[Data excerpts]

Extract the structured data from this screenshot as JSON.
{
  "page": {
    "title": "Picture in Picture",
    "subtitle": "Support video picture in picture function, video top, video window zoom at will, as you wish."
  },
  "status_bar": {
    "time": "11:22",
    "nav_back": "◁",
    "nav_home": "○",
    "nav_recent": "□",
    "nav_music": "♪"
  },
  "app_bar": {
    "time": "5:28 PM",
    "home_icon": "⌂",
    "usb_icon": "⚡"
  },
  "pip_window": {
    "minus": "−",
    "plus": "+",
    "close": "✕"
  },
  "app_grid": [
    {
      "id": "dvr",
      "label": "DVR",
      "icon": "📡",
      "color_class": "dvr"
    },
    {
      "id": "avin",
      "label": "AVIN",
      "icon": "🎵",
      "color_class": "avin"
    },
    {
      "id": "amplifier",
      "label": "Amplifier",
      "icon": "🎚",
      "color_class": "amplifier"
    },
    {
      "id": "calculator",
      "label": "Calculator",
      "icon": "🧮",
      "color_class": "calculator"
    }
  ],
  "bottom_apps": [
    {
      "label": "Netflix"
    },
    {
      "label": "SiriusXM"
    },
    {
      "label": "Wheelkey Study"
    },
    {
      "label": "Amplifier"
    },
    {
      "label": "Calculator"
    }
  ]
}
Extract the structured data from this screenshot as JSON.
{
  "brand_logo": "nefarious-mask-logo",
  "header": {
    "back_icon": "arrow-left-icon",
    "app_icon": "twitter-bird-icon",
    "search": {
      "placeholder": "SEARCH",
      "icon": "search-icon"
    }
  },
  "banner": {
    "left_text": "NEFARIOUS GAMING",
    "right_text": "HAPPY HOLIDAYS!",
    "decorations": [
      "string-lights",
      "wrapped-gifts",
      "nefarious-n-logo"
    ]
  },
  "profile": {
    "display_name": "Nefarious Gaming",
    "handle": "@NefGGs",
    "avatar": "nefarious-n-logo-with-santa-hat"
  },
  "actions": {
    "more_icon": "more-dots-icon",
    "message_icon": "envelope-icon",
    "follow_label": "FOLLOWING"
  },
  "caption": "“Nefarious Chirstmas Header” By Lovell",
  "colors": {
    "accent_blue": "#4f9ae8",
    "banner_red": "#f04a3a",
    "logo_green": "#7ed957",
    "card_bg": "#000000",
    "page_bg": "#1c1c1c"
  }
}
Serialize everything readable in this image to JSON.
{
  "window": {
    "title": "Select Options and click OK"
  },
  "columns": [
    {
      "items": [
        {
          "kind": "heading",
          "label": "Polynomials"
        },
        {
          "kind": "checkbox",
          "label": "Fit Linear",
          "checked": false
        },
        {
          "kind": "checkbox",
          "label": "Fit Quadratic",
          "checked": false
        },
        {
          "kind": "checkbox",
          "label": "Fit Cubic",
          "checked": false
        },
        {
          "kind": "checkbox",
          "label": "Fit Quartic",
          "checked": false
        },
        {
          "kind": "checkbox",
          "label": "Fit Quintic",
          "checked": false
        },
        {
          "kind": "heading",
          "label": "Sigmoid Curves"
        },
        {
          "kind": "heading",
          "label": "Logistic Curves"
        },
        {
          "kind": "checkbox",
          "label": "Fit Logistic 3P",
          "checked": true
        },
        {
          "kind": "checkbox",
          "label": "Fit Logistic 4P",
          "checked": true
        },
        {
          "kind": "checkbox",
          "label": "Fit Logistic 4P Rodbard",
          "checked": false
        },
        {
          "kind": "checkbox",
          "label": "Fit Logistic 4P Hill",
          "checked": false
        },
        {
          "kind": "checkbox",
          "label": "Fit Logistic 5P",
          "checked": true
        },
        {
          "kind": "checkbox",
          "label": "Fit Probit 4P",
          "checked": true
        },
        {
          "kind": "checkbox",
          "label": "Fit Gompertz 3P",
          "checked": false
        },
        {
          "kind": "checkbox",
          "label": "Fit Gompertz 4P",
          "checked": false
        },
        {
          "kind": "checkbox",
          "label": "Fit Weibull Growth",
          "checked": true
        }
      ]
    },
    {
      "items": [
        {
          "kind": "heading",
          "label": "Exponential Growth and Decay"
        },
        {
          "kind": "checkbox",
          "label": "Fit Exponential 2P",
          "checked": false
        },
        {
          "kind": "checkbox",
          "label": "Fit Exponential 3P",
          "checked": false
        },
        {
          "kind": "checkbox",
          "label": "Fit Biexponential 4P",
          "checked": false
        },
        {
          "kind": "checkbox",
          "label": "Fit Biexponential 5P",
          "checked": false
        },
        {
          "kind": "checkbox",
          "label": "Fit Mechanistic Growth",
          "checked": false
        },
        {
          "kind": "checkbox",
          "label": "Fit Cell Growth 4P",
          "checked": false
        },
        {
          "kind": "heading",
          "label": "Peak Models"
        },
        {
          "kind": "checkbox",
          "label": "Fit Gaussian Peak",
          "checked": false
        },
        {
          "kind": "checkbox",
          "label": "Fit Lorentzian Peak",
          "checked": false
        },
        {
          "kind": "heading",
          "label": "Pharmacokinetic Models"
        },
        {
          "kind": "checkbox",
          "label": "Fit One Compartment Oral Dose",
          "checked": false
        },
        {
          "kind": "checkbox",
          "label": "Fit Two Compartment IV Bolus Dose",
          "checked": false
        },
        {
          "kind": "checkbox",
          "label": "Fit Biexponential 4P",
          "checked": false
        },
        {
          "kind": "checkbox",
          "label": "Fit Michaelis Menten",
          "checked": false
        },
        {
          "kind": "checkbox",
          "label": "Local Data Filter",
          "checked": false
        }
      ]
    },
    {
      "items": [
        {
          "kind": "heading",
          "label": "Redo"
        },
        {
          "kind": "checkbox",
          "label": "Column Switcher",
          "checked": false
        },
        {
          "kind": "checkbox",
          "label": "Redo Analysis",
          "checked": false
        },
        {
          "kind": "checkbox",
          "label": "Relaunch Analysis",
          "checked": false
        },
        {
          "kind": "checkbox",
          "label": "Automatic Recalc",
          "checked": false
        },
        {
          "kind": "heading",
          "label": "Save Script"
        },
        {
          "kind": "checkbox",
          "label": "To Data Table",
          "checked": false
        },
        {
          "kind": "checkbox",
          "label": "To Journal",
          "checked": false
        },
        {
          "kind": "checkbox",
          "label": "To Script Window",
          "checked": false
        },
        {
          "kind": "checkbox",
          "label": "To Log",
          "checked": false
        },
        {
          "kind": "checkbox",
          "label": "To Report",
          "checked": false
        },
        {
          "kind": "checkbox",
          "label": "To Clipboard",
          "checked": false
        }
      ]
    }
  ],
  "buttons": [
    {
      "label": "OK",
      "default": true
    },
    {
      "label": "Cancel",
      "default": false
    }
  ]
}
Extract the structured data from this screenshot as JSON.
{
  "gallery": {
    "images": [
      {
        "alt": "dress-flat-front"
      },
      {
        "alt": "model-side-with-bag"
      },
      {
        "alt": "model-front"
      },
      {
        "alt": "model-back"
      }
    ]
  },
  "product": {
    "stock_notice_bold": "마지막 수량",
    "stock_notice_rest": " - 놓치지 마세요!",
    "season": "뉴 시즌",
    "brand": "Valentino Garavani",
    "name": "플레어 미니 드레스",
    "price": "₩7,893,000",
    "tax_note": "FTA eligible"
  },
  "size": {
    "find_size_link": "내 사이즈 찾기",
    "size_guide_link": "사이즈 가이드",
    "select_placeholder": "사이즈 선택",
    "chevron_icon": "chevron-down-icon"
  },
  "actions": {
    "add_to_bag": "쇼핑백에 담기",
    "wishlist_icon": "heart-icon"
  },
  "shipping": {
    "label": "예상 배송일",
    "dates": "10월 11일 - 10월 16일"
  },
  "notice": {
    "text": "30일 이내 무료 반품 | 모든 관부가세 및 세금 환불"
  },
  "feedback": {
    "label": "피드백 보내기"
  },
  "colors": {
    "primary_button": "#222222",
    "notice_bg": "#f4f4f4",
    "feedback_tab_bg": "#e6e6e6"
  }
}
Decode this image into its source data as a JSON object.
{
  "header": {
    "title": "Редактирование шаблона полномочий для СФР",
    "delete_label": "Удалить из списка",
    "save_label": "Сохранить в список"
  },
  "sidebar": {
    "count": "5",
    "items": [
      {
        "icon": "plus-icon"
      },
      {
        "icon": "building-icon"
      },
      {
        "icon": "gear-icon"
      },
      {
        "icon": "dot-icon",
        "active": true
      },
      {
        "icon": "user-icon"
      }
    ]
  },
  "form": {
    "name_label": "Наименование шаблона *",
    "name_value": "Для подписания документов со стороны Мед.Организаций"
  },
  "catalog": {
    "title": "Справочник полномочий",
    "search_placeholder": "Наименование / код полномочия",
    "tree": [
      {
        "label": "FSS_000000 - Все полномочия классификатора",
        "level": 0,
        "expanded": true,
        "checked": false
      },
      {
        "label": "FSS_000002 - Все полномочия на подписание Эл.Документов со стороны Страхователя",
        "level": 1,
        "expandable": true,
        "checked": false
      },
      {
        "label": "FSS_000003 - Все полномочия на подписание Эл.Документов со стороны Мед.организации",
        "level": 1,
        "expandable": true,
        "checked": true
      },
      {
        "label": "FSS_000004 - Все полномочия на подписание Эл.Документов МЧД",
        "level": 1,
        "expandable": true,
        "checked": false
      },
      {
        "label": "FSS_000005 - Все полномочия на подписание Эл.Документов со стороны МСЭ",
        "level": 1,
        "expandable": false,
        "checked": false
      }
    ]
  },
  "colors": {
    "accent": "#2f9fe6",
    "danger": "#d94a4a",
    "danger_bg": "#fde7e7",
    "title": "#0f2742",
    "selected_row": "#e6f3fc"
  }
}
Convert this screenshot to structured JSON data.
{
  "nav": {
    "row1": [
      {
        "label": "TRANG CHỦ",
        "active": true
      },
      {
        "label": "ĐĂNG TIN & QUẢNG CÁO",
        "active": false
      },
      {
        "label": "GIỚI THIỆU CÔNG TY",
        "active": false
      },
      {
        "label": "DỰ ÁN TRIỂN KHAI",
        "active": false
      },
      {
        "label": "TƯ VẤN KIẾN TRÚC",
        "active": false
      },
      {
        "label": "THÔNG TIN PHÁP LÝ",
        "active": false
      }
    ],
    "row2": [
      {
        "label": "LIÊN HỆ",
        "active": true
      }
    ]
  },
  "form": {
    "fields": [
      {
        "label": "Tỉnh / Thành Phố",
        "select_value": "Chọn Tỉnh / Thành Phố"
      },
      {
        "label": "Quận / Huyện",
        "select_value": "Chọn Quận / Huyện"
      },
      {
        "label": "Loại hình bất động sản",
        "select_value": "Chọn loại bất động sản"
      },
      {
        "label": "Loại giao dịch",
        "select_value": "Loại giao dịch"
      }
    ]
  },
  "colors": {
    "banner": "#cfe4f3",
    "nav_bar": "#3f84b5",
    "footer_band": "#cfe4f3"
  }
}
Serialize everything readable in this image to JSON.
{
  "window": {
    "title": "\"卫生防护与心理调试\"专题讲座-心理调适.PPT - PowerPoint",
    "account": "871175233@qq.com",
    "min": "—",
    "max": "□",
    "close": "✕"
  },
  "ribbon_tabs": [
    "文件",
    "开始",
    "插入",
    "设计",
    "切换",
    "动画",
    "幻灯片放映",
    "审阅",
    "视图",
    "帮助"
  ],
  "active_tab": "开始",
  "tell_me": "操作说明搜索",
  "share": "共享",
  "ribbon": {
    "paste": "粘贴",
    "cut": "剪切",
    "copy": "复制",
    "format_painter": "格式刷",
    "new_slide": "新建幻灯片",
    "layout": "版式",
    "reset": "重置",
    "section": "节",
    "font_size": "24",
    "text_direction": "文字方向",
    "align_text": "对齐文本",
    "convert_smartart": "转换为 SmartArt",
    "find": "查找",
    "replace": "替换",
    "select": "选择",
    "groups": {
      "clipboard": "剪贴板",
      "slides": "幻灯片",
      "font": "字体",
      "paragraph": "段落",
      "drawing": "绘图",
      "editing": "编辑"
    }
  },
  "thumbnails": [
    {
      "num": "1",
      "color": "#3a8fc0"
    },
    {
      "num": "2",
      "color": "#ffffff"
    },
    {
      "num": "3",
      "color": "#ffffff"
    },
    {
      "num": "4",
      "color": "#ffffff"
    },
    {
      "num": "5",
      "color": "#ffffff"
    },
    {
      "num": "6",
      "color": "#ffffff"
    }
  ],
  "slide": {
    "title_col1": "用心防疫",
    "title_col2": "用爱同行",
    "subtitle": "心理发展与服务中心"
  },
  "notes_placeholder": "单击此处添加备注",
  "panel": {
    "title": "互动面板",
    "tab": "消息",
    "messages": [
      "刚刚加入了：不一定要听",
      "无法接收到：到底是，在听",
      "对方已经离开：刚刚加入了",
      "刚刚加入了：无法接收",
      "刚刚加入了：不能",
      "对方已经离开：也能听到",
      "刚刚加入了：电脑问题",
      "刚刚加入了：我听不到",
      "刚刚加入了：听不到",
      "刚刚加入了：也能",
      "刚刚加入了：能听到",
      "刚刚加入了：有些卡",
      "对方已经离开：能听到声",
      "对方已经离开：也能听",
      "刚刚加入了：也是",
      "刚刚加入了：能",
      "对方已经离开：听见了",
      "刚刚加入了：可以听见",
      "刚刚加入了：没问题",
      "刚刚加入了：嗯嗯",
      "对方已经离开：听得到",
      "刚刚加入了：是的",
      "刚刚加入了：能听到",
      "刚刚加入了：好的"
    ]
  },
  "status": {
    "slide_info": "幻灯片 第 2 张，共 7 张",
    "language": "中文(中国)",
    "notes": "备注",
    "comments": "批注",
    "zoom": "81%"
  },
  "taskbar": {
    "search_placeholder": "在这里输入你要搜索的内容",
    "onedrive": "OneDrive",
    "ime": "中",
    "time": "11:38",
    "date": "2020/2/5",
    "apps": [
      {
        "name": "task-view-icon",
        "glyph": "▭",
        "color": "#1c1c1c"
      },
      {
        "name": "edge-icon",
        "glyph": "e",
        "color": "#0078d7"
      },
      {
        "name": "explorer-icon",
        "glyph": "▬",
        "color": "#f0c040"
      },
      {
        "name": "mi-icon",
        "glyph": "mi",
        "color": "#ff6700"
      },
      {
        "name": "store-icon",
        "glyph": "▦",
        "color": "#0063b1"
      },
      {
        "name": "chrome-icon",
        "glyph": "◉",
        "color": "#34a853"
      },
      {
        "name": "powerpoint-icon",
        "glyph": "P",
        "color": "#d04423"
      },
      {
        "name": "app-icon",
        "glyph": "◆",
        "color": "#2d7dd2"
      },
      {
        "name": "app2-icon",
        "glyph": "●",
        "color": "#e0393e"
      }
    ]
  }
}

▶ [Requirement]
Check each line above for the word "Huyện", and copy the lines where it appears.

▶ [Task result]
        "label": "Quận / Huyện",
        "select_value": "Chọn Quận / Huyện"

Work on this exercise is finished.